**Written problem**
Can you quote exactly the stretch of lines from the one with "Serialize everything readable" through the final line of the material, both ends included?

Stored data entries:
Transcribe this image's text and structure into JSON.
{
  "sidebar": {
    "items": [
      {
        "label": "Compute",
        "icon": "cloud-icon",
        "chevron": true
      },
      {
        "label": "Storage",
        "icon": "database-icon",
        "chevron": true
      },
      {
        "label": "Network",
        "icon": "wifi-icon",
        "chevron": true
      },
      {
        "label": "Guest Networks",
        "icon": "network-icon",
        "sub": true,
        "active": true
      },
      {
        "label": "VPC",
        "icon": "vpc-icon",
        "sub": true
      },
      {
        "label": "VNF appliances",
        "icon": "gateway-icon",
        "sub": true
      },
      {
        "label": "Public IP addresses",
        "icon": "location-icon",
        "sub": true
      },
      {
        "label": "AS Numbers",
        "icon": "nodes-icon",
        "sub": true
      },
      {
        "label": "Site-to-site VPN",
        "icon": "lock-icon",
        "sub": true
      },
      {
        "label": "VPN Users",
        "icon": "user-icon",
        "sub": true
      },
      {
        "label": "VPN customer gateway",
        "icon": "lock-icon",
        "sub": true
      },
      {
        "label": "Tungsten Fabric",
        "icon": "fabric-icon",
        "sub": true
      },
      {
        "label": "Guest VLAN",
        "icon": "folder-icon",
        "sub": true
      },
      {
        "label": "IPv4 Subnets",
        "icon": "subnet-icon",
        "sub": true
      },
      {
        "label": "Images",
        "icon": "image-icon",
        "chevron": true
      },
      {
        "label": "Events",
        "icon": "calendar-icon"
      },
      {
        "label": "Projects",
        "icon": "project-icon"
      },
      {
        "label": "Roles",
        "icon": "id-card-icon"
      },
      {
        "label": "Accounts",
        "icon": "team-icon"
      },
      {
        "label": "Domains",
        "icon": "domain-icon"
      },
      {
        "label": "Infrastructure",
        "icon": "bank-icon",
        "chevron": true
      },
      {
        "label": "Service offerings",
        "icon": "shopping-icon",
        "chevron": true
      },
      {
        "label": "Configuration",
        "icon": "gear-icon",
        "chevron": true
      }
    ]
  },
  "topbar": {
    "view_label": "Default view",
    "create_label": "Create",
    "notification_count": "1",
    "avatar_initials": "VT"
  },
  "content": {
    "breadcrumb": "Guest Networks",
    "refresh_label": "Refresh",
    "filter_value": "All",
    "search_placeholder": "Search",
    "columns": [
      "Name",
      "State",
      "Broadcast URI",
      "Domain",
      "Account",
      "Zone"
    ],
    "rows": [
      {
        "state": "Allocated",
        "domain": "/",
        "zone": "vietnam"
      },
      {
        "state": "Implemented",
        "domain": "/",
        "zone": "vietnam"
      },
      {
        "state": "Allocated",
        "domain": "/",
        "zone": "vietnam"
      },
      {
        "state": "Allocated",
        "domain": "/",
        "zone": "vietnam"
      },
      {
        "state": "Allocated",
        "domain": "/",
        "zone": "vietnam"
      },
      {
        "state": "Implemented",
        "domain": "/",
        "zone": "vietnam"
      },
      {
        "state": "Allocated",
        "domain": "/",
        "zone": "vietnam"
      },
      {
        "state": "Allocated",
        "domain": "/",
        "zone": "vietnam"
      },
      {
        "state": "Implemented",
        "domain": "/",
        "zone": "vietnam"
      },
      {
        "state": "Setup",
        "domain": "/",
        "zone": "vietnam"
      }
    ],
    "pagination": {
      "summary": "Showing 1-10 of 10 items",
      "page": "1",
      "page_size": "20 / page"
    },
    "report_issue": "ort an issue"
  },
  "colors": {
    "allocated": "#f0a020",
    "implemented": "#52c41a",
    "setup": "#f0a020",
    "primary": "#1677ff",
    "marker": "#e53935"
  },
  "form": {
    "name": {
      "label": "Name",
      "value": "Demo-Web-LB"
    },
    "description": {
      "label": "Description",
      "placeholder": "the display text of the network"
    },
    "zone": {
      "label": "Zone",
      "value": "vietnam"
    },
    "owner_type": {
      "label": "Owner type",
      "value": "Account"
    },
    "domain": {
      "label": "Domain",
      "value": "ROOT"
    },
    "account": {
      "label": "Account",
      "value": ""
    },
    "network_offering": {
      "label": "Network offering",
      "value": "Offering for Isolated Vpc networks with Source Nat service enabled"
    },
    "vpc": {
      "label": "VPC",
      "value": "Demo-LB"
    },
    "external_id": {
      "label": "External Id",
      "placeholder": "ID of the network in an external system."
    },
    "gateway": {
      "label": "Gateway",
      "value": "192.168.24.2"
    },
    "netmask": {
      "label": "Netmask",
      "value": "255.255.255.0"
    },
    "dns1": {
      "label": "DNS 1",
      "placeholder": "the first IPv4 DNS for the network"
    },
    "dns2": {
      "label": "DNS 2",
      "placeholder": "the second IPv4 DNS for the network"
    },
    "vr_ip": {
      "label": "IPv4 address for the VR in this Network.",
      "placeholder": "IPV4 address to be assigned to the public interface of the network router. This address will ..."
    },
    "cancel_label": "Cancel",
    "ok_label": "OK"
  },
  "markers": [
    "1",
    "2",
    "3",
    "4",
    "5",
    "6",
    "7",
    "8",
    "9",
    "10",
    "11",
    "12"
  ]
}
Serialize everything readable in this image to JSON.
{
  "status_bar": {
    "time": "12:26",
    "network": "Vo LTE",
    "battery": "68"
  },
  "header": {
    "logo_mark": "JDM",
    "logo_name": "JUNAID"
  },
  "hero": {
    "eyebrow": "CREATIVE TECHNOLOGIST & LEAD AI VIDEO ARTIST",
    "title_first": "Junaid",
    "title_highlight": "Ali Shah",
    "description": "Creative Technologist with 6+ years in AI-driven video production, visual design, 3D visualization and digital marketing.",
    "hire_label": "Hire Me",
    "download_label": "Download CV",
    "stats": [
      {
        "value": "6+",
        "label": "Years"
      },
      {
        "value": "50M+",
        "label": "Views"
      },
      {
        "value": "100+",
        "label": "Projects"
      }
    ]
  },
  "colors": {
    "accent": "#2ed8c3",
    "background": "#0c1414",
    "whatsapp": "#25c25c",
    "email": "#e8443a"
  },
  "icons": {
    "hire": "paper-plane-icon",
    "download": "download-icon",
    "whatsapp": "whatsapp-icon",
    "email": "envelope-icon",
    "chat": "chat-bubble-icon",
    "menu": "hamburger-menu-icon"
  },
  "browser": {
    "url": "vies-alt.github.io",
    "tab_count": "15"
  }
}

**Worked solution**
Serialize everything readable in this image to JSON.
{
  "status_bar": {
    "time": "12:26",
    "network": "Vo LTE",
    "battery": "68"
  },
  "header": {
    "logo_mark": "JDM",
    "logo_name": "JUNAID"
  },
  "hero": {
    "eyebrow": "CREATIVE TECHNOLOGIST & LEAD AI VIDEO ARTIST",
    "title_first": "Junaid",
    "title_highlight": "Ali Shah",
    "description": "Creative Technologist with 6+ years in AI-driven video production, visual design, 3D visualization and digital marketing.",
    "hire_label": "Hire Me",
    "download_label": "Download CV",
    "stats": [
      {
        "value": "6+",
        "label": "Years"
      },
      {
        "value": "50M+",
        "label": "Views"
      },
      {
        "value": "100+",
        "label": "Projects"
      }
    ]
  },
  "colors": {
    "accent": "#2ed8c3",
    "background": "#0c1414",
    "whatsapp": "#25c25c",
    "email": "#e8443a"
  },
  "icons": {
    "hire": "paper-plane-icon",
    "download": "download-icon",
    "whatsapp": "whatsapp-icon",
    "email": "envelope-icon",
    "chat": "chat-bubble-icon",
    "menu": "hamburger-menu-icon"
  },
  "browser": {
    "url": "vies-alt.github.io",
    "tab_count": "15"
  }
}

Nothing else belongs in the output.